WHAT TO WORK ON: Tally the lines in the data that follows that include the word "series", and report nothing but the total.

(Structured figure records)
◆ ◆ ◆ ◆

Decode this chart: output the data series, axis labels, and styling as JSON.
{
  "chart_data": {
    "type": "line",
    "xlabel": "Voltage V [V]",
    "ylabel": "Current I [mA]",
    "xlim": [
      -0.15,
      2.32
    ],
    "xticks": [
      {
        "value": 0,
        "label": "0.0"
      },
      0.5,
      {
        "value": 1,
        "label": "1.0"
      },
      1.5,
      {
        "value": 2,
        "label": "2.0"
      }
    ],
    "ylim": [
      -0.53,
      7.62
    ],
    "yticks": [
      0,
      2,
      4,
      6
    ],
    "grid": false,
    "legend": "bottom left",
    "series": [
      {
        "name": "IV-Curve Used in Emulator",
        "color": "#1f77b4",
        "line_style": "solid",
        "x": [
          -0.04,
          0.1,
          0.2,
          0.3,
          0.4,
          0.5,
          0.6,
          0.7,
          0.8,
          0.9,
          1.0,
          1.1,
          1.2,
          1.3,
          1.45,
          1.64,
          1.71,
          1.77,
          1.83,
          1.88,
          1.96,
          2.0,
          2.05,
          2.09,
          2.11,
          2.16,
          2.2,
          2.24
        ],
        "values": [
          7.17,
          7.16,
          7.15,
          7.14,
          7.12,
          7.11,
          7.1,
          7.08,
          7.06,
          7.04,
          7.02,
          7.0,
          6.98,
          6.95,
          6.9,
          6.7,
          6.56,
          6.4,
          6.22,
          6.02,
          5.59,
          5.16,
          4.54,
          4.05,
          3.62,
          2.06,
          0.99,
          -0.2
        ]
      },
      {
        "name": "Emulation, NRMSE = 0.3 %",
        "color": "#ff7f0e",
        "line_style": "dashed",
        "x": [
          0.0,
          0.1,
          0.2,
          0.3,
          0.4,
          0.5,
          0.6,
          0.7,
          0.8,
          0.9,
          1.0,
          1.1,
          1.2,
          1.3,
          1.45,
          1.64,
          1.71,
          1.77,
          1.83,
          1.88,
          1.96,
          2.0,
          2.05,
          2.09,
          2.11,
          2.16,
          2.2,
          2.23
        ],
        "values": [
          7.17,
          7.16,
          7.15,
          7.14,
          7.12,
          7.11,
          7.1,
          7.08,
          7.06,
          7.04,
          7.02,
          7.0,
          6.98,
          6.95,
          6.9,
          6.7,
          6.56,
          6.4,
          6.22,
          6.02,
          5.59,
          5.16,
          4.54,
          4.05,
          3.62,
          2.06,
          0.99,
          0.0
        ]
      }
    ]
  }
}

◆ ◆ ◆ ◆

OUTPUT BELOW: 2